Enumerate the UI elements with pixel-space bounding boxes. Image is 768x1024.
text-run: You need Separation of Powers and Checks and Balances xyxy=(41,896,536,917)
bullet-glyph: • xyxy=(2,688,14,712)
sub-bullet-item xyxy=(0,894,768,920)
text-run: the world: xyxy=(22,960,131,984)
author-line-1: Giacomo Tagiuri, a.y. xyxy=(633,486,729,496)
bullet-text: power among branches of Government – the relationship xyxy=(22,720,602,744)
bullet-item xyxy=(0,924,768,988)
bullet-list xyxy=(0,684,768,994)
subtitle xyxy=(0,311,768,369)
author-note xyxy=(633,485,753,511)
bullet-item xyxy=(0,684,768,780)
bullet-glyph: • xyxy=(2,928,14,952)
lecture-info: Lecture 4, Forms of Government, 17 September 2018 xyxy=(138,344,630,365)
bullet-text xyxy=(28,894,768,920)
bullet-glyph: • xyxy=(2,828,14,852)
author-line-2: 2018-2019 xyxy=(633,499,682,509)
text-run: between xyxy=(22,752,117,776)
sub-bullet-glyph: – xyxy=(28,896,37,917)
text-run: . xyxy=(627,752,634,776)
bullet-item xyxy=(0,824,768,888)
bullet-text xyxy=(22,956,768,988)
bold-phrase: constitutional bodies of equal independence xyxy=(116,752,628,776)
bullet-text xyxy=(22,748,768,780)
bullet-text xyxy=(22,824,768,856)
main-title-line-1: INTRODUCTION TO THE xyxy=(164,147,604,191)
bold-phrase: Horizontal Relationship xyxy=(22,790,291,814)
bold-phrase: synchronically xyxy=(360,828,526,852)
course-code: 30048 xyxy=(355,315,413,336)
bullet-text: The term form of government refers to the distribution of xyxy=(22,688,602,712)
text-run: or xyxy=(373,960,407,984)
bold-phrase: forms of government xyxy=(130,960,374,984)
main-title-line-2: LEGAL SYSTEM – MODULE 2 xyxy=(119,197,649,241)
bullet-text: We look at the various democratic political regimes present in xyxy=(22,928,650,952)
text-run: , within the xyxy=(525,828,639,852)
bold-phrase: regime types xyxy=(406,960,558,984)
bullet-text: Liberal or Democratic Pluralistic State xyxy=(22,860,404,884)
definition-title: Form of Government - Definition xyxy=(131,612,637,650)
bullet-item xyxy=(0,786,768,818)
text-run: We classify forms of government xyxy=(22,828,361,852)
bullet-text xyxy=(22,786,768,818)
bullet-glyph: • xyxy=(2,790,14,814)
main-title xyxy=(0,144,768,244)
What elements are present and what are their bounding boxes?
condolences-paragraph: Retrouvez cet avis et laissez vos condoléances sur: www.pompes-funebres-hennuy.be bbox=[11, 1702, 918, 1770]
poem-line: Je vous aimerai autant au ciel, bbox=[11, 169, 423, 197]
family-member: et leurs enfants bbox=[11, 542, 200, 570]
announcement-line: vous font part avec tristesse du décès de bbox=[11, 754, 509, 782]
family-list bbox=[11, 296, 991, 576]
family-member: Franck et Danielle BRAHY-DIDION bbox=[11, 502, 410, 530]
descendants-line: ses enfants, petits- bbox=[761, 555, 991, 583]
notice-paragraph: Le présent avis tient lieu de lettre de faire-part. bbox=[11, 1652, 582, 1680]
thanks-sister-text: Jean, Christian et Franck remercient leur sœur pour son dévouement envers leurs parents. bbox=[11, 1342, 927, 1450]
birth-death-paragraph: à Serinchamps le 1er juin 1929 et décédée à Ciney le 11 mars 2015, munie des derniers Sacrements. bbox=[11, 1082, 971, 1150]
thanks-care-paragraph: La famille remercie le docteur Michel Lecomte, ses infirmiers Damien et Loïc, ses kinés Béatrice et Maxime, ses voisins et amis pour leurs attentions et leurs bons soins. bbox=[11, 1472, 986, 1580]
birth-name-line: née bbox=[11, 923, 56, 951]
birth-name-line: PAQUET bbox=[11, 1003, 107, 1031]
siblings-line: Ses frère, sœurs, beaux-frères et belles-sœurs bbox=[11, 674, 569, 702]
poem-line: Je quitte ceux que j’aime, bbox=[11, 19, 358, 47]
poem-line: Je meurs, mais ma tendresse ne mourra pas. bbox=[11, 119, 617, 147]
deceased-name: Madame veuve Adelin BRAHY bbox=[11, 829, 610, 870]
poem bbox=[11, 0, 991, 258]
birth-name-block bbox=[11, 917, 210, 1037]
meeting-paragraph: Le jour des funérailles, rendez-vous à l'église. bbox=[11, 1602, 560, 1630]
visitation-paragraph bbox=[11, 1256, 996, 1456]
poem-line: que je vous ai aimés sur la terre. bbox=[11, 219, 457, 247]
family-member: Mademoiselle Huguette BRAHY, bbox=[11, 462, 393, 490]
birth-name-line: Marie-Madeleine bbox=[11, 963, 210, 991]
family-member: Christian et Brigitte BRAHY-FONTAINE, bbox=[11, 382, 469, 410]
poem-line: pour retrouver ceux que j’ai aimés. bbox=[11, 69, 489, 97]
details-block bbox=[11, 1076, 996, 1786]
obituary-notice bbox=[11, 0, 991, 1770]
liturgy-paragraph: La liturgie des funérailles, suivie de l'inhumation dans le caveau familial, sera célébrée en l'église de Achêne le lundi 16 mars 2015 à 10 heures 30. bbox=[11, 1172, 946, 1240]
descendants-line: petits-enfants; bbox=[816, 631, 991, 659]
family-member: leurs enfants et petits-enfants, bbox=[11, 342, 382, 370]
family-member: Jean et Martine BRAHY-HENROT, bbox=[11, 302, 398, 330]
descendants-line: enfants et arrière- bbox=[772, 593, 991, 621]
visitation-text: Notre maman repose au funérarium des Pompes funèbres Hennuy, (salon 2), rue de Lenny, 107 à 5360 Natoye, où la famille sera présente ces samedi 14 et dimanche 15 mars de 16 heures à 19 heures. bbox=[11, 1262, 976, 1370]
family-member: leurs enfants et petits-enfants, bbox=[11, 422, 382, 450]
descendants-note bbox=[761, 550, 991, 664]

--- WHAT THE TASK REQUIRES ---
Can you convert the entries, starting at the very beginning and ending at the line that contains "bullet-glyph: • xyxy=(2,928,14,952)", into a JSON list of strings with one string per line and blank lines left out?

--- RESPONSE TO THE EXERCISE ---
[
  "Enumerate the UI elements with pixel-space bounding boxes. Image is 768x1024.",
  "text-run: You need Separation of Powers and Checks and Balances xyxy=(41,896,536,917)",
  "bullet-glyph: • xyxy=(2,688,14,712)",
  "sub-bullet-item xyxy=(0,894,768,920)",
  "text-run: the world: xyxy=(22,960,131,984)",
  "author-line-1: Giacomo Tagiuri, a.y. xyxy=(633,486,729,496)",
  "bullet-text: power among branches of Government – the relationship xyxy=(22,720,602,744)",
  "bullet-item xyxy=(0,924,768,988)",
  "bullet-list xyxy=(0,684,768,994)",
  "subtitle xyxy=(0,311,768,369)",
  "author-note xyxy=(633,485,753,511)",
  "bullet-item xyxy=(0,684,768,780)",
  "bullet-glyph: • xyxy=(2,928,14,952)"
]